• **How to complete this task**: Locate every line below that contains the word "PERSPECTIVES" and copy it.
==== Record extracts
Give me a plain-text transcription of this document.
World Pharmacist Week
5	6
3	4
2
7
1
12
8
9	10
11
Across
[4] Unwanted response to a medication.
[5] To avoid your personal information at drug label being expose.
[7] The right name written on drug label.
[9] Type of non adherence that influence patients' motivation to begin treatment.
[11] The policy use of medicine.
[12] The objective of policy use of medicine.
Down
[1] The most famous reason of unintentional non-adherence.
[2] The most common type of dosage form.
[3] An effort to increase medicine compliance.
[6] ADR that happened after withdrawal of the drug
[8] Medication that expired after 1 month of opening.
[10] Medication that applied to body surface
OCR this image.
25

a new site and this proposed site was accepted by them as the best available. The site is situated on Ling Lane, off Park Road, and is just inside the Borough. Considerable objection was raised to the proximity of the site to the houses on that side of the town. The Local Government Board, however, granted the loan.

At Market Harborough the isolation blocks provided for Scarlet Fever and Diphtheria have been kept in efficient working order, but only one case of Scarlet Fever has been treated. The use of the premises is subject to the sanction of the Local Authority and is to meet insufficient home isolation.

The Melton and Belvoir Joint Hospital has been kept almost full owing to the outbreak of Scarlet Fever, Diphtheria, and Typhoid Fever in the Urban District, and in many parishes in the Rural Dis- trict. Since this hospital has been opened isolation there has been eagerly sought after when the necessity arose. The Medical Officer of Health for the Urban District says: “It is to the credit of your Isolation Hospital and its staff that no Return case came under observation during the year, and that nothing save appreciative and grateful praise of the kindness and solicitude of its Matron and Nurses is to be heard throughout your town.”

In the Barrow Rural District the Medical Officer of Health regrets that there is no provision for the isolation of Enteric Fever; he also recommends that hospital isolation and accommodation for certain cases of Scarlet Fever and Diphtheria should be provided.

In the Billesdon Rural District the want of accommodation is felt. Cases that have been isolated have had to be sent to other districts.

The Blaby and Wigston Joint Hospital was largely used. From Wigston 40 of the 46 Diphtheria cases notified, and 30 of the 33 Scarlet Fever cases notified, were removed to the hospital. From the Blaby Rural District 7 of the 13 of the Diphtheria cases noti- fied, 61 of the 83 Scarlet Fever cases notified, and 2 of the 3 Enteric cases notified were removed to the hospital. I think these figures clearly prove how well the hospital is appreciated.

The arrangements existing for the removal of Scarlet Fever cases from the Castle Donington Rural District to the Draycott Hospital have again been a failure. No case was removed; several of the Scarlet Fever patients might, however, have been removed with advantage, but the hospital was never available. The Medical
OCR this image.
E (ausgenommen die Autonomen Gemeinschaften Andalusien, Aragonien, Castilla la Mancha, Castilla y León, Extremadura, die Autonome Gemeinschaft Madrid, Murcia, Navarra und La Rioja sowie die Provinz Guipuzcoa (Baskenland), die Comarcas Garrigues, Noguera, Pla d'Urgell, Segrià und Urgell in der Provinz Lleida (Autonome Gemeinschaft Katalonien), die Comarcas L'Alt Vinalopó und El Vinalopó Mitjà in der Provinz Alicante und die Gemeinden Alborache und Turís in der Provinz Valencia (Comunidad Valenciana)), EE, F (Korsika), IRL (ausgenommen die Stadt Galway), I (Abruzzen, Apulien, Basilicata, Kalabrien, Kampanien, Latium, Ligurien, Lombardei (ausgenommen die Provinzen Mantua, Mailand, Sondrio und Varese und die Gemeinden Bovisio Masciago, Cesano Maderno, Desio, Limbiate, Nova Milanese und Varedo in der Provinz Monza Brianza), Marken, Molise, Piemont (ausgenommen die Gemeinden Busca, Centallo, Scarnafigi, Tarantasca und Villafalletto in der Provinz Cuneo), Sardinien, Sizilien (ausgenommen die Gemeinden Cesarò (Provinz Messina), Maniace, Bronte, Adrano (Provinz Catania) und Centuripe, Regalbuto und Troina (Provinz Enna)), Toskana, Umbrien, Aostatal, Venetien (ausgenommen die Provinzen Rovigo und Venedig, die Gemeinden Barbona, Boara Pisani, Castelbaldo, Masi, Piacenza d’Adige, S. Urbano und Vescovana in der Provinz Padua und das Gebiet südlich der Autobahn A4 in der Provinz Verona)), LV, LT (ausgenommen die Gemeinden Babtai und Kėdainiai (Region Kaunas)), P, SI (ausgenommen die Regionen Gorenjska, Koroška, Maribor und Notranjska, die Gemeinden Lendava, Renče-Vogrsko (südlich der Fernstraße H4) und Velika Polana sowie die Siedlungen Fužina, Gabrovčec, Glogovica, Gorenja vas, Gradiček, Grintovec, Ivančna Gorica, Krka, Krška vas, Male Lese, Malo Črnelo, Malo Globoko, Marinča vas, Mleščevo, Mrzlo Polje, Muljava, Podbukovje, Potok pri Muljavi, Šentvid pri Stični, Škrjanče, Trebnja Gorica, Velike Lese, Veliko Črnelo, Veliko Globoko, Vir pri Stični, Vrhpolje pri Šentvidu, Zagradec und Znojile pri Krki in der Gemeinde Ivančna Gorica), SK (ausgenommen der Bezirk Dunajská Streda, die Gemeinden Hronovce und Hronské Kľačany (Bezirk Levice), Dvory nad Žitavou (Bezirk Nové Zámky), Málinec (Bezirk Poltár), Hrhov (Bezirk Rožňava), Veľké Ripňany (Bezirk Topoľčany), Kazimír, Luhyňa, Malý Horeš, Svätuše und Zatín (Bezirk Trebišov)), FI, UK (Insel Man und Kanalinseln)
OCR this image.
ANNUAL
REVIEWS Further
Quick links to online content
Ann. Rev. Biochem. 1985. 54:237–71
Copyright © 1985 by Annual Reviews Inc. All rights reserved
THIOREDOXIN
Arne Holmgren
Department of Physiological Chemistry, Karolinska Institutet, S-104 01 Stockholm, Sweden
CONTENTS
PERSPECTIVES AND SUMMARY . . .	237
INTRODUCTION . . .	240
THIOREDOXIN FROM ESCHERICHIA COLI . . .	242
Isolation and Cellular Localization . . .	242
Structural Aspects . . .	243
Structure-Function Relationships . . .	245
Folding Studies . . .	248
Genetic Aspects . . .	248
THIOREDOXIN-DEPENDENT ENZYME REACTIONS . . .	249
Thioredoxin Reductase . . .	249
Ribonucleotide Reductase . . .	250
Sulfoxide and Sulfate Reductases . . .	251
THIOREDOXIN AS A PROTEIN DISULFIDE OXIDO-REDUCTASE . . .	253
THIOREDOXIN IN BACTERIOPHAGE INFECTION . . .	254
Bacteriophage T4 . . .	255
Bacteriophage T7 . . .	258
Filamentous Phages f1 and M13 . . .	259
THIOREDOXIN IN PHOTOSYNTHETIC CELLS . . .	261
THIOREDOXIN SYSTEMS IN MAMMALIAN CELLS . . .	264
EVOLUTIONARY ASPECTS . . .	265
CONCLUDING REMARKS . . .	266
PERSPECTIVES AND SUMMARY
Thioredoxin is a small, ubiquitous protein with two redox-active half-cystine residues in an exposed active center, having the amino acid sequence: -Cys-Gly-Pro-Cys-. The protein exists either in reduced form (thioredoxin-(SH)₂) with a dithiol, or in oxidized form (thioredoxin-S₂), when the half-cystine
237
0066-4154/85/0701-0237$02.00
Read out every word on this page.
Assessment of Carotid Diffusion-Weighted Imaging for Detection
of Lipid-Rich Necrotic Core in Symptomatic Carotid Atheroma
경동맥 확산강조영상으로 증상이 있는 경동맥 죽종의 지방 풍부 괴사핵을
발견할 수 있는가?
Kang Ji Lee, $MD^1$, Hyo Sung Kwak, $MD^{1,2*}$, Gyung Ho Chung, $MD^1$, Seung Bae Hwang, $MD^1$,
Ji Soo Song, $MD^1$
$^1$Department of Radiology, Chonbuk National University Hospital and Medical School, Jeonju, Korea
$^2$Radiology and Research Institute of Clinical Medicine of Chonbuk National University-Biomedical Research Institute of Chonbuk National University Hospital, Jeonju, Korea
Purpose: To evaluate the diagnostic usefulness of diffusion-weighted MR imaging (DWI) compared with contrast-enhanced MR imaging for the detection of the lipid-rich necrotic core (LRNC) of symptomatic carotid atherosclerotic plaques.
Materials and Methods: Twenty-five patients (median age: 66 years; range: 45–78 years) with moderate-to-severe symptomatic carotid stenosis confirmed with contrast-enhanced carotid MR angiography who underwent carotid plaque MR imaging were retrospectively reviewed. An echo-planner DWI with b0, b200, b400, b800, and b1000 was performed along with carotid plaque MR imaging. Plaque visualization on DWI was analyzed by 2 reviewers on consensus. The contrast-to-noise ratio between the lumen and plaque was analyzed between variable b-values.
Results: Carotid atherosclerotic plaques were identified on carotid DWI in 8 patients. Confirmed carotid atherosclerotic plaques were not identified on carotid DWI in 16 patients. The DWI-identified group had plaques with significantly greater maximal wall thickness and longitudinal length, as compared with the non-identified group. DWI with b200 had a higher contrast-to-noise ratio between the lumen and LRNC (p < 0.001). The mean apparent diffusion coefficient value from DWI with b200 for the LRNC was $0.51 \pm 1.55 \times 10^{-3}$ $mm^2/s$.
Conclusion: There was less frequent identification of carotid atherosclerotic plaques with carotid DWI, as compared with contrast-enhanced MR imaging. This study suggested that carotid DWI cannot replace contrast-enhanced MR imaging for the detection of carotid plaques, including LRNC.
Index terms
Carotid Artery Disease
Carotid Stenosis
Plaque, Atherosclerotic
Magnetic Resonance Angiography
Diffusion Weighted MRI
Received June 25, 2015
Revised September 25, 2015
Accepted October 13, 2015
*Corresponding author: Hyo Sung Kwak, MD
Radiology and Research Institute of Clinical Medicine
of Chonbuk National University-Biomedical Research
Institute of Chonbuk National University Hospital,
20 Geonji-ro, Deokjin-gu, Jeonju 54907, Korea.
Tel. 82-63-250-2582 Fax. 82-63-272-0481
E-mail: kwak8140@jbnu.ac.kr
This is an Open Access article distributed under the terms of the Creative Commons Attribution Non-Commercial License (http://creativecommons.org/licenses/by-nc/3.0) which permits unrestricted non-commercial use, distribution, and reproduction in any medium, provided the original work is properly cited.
========
• **Answer to this problem**:
PERSPECTIVES AND SUMMARY . . .	237
PERSPECTIVES AND SUMMARY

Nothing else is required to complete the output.